■ Written instruction:
Keep only the lines of the listing that include the word "certificate", and copy them.

[Stored entries]
──────────

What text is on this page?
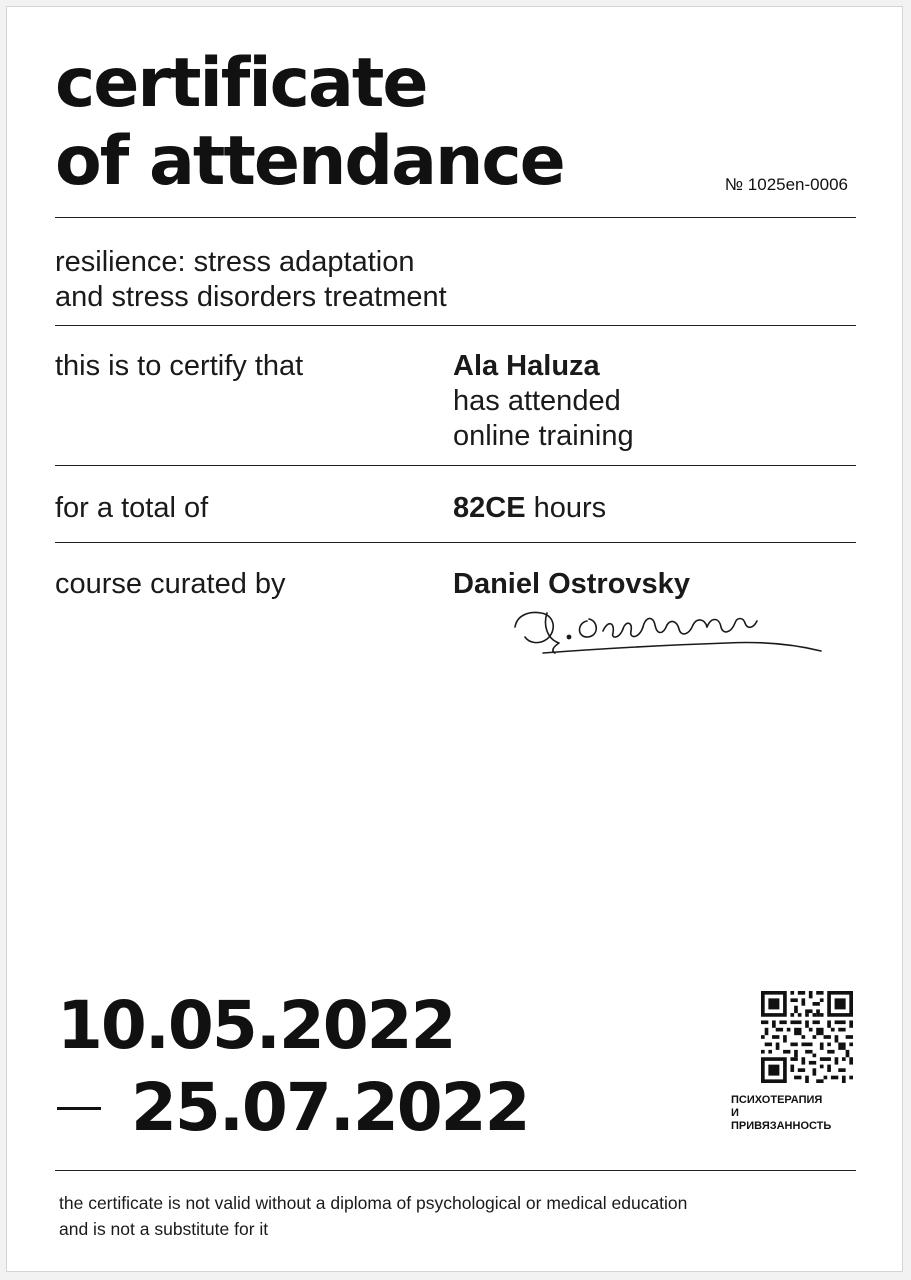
certificate
of attendance	№ 1025en-0006
resilience: stress adaptation
and stress disorders treatment
this is to certify that	Ala Haluza
has attended
online training
for a total of	82CE hours
course curated by	Daniel Ostrovsky
10.05.2022
25.07.2022	ПСИХОТЕРАПИЯ
И
ПРИВЯЗАННОСТЬ
the certificate is not valid without a diploma of psychological or medical education
and is not a substitute for it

──────────

■ The completed task:
certificate
the certificate is not valid without a diploma of psychological or medical education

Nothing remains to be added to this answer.